### Stored data
»»

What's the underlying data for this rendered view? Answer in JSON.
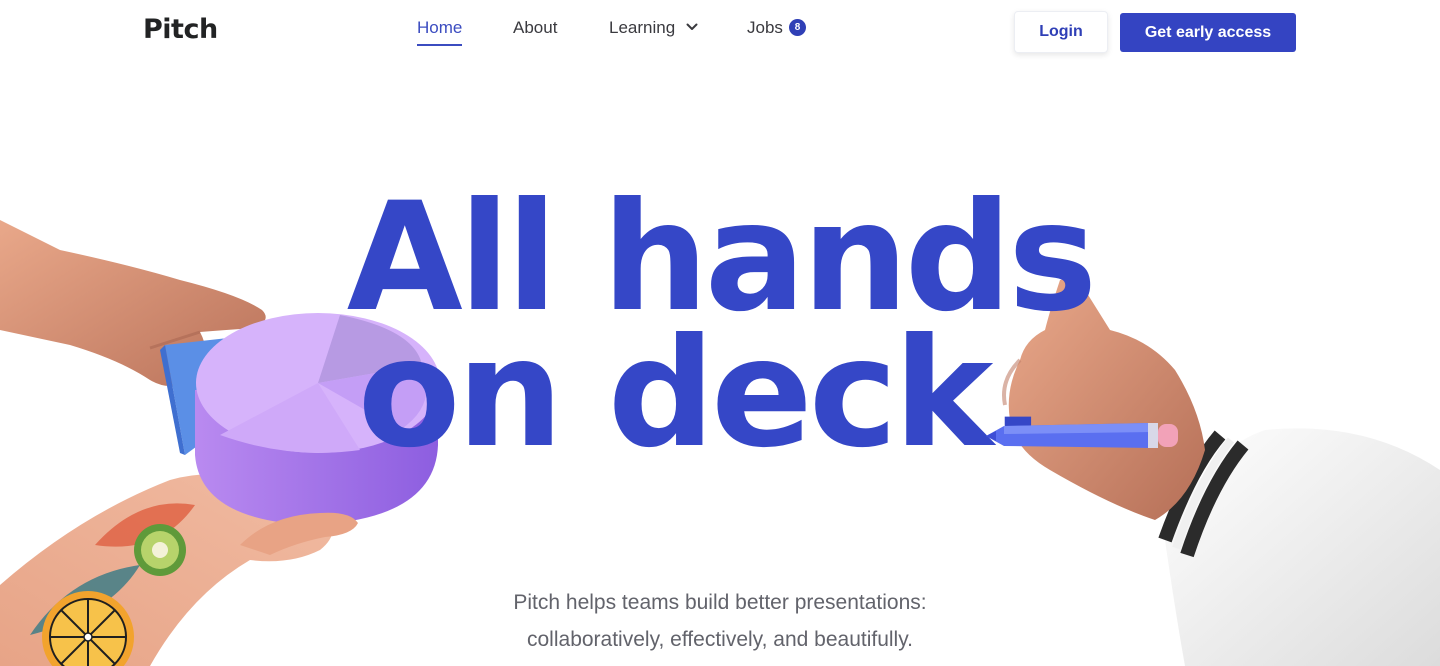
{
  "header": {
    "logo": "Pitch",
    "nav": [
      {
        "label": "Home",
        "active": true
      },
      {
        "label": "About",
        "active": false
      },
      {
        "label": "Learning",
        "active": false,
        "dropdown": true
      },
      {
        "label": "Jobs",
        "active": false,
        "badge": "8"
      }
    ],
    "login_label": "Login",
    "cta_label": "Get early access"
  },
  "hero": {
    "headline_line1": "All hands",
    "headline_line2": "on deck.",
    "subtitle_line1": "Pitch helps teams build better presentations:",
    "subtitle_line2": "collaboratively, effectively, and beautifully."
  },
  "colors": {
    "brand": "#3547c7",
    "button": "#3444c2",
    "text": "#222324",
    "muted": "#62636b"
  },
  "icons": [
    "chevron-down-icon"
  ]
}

««
»»

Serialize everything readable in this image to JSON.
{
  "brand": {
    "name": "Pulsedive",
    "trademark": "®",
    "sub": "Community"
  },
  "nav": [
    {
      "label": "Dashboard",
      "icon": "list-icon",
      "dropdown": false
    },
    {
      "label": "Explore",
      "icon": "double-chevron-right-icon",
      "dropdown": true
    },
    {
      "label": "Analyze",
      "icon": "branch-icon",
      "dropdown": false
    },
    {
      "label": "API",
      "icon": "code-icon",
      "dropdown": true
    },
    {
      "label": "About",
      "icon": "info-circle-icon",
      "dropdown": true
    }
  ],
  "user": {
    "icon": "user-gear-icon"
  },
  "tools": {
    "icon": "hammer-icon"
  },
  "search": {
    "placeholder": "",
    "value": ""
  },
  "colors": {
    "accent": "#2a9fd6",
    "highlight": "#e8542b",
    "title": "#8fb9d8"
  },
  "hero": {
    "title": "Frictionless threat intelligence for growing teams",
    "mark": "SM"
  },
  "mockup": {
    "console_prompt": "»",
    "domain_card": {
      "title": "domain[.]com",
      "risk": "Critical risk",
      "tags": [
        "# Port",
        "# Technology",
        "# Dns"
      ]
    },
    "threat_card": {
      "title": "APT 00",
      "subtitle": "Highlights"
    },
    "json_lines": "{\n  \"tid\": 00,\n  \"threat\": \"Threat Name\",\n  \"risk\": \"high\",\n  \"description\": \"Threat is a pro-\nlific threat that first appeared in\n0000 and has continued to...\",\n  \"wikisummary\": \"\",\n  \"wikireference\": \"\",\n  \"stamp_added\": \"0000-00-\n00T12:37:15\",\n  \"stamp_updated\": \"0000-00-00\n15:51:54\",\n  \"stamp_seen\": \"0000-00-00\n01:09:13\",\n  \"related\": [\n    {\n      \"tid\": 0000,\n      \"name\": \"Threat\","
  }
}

««

### Aim of the exercise
Search the entries for the word "chevron", then gather every line that has it.

### Result of this exercise
    "chevron-down-icon"
      "icon": "double-chevron-right-icon",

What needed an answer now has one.